### Work to complete
In your copy, leave out the pictures and repeat the entries below exactly.

### Stored rows
'''
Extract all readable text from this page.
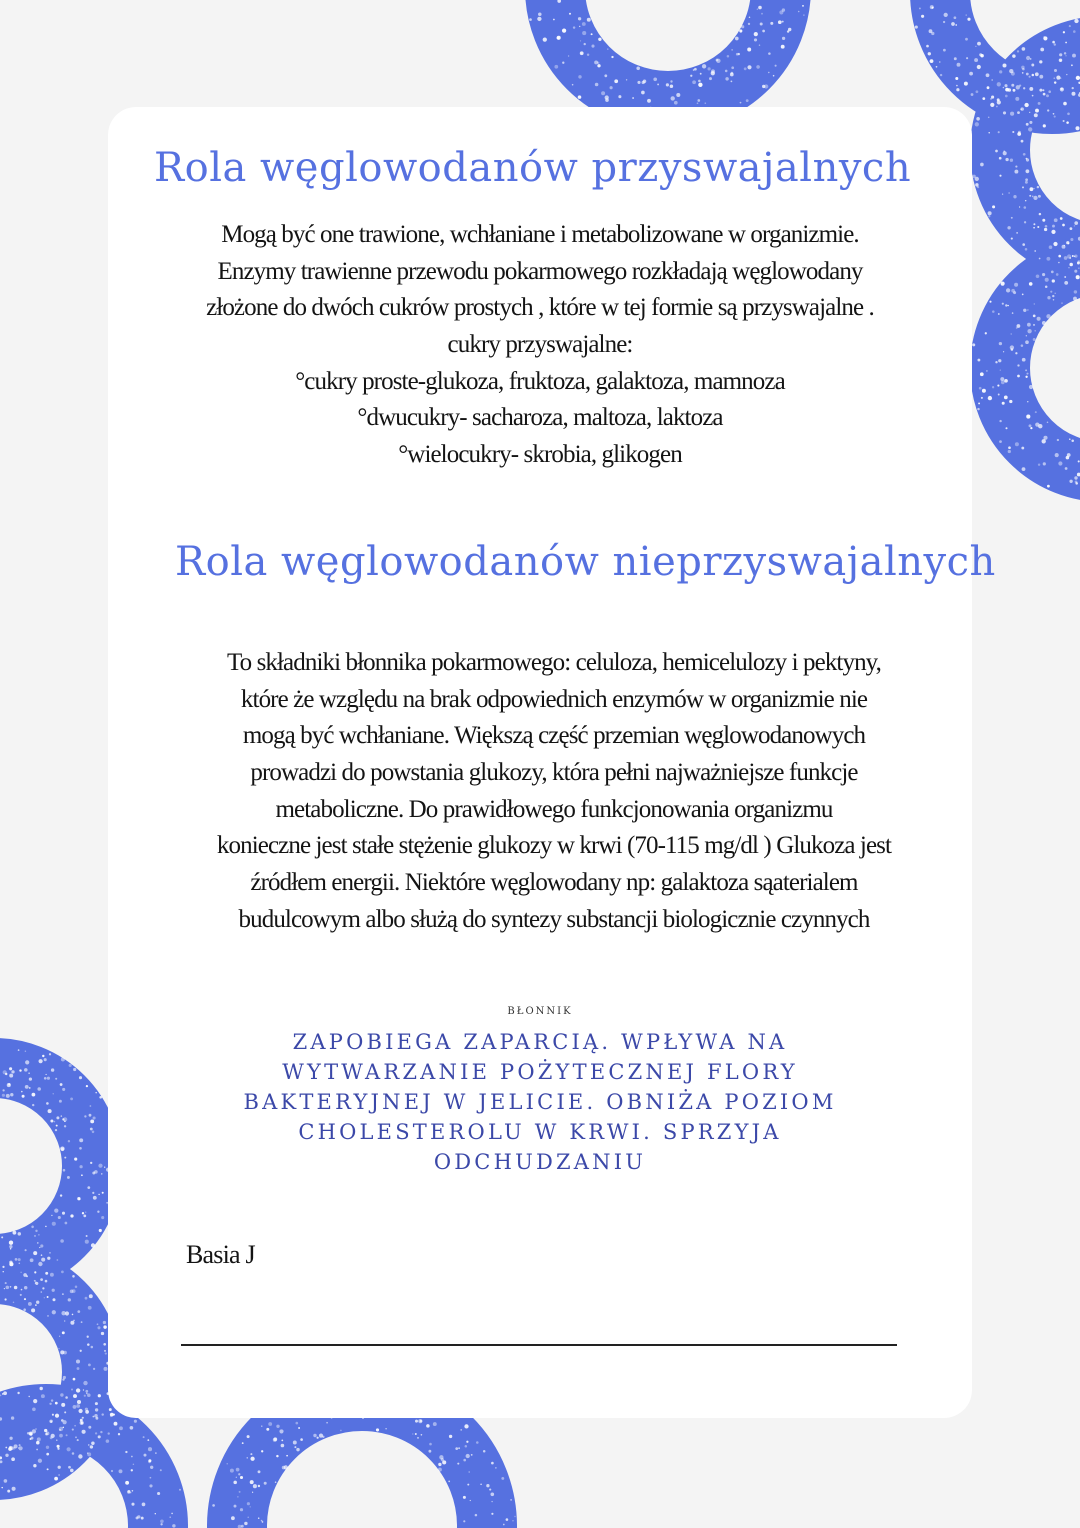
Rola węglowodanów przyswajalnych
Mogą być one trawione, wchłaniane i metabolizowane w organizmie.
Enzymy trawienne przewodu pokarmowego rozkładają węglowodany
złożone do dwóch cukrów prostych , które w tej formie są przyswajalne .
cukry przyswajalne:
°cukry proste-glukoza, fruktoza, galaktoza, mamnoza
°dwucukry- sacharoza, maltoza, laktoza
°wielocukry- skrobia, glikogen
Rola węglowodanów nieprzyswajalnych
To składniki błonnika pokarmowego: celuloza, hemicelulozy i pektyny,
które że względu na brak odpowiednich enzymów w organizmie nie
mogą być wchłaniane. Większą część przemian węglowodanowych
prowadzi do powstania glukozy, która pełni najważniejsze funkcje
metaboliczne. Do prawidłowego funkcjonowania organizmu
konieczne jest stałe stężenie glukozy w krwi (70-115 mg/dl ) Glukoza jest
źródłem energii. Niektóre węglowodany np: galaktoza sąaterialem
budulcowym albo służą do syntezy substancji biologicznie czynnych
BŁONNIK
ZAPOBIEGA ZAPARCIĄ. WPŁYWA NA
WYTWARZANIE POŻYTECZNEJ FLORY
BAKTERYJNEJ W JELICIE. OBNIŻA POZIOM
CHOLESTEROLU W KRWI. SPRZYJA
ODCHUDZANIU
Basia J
'''
### Exercise solution
Extract all readable text from this page.
Rola węglowodanów przyswajalnych
Mogą być one trawione, wchłaniane i metabolizowane w organizmie.
Enzymy trawienne przewodu pokarmowego rozkładają węglowodany
złożone do dwóch cukrów prostych , które w tej formie są przyswajalne .
cukry przyswajalne:
°cukry proste-glukoza, fruktoza, galaktoza, mamnoza
°dwucukry- sacharoza, maltoza, laktoza
°wielocukry- skrobia, glikogen
Rola węglowodanów nieprzyswajalnych
To składniki błonnika pokarmowego: celuloza, hemicelulozy i pektyny,
które że względu na brak odpowiednich enzymów w organizmie nie
mogą być wchłaniane. Większą część przemian węglowodanowych
prowadzi do powstania glukozy, która pełni najważniejsze funkcje
metaboliczne. Do prawidłowego funkcjonowania organizmu
konieczne jest stałe stężenie glukozy w krwi (70-115 mg/dl ) Glukoza jest
źródłem energii. Niektóre węglowodany np: galaktoza sąaterialem
budulcowym albo służą do syntezy substancji biologicznie czynnych
BŁONNIK
ZAPOBIEGA ZAPARCIĄ. WPŁYWA NA
WYTWARZANIE POŻYTECZNEJ FLORY
BAKTERYJNEJ W JELICIE. OBNIŻA POZIOM
CHOLESTEROLU W KRWI. SPRZYJA
ODCHUDZANIU
Basia J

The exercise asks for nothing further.